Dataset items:
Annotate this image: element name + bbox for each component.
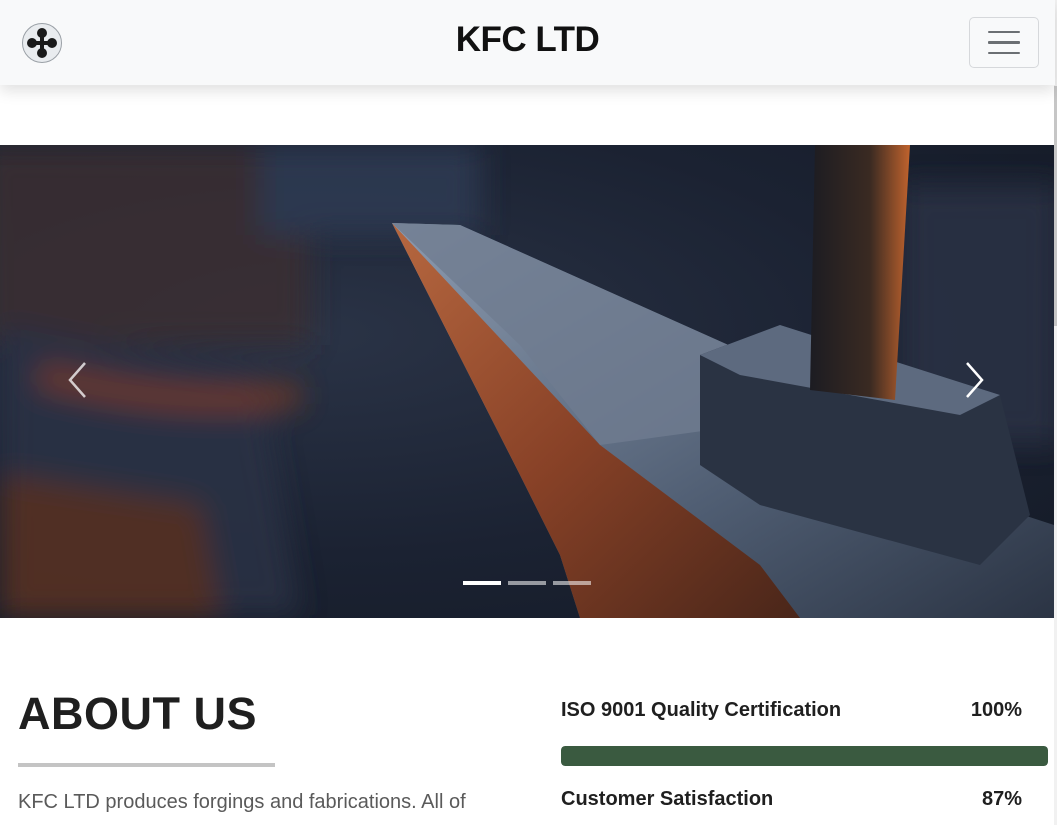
about-text: KFC LTD produces forgings and fabricatio…: [18, 791, 466, 813]
chevron-left-icon: [68, 362, 86, 398]
skill-label-satisfaction: Customer Satisfaction: [561, 788, 774, 810]
hamburger-menu-icon-bar: [988, 41, 1020, 44]
anvil-hammer-slide-image: [0, 145, 1054, 618]
about-heading: ABOUT US: [18, 688, 257, 739]
carousel-indicators: [0, 581, 1054, 585]
hamburger-menu-icon-bar: [988, 51, 1020, 55]
hamburger-menu-icon: [988, 30, 1020, 34]
hero-carousel: [0, 145, 1054, 618]
progress-bar-iso: [561, 746, 1048, 766]
about-divider: [18, 763, 275, 767]
skill-label-iso: ISO 9001 Quality Certification: [561, 699, 842, 721]
carousel-indicator-1[interactable]: [463, 581, 501, 585]
chevron-right-icon: [966, 362, 984, 398]
carousel-indicator-3[interactable]: [553, 581, 591, 585]
top-navbar: KFC LTD: [0, 0, 1055, 85]
progress-fill-iso: [561, 746, 1048, 766]
skill-percent-iso: 100%: [970, 699, 1022, 721]
menu-toggle-button[interactable]: [969, 17, 1039, 68]
brand-title[interactable]: KFC LTD: [0, 20, 1055, 60]
carousel-next-button[interactable]: [945, 335, 1005, 425]
carousel-indicator-2[interactable]: [508, 581, 546, 585]
page: KFC LTD ABOUT US KFC LTD produces forgin…: [0, 0, 1057, 825]
skill-percent-satisfaction: 87%: [981, 788, 1022, 810]
carousel-prev-button[interactable]: [47, 335, 107, 425]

*WHAT IS EXPECTED*: Format all the lines above as a JSON list of strings, one string per line, with blank lines and the picture left out.

*COMPLETE ANSWER*:
[
  "Annotate this image: element name + bbox for each component.",
  "about-text: KFC LTD produces forgings and fabricatio…: [18, 791, 466, 813]",
  "chevron-left-icon: [68, 362, 86, 398]",
  "skill-label-satisfaction: Customer Satisfaction: [561, 788, 774, 810]",
  "hamburger-menu-icon-bar: [988, 41, 1020, 44]",
  "anvil-hammer-slide-image: [0, 145, 1054, 618]",
  "about-heading: ABOUT US: [18, 688, 257, 739]",
  "carousel-indicators: [0, 581, 1054, 585]",
  "hamburger-menu-icon-bar: [988, 51, 1020, 55]",
  "hamburger-menu-icon: [988, 30, 1020, 34]",
  "hero-carousel: [0, 145, 1054, 618]",
  "progress-bar-iso: [561, 746, 1048, 766]",
  "about-divider: [18, 763, 275, 767]",
  "skill-label-iso: ISO 9001 Quality Certification: [561, 699, 842, 721]",
  "carousel-indicator-1[interactable]: [463, 581, 501, 585]",
  "chevron-right-icon: [966, 362, 984, 398]",
  "carousel-indicator-3[interactable]: [553, 581, 591, 585]",
  "top-navbar: KFC LTD: [0, 0, 1055, 85]",
  "progress-fill-iso: [561, 746, 1048, 766]",
  "skill-percent-iso: 100%: [970, 699, 1022, 721]",
  "menu-toggle-button[interactable]: [969, 17, 1039, 68]",
  "brand-title[interactable]: KFC LTD: [0, 20, 1055, 60]",
  "carousel-next-button[interactable]: [945, 335, 1005, 425]",
  "carousel-indicator-2[interactable]: [508, 581, 546, 585]",
  "page: KFC LTD ABOUT US KFC LTD produces forgin…: [0, 0, 1057, 825]",
  "skill-percent-satisfaction: 87%: [981, 788, 1022, 810]",
  "carousel-prev-button[interactable]: [47, 335, 107, 425]"
]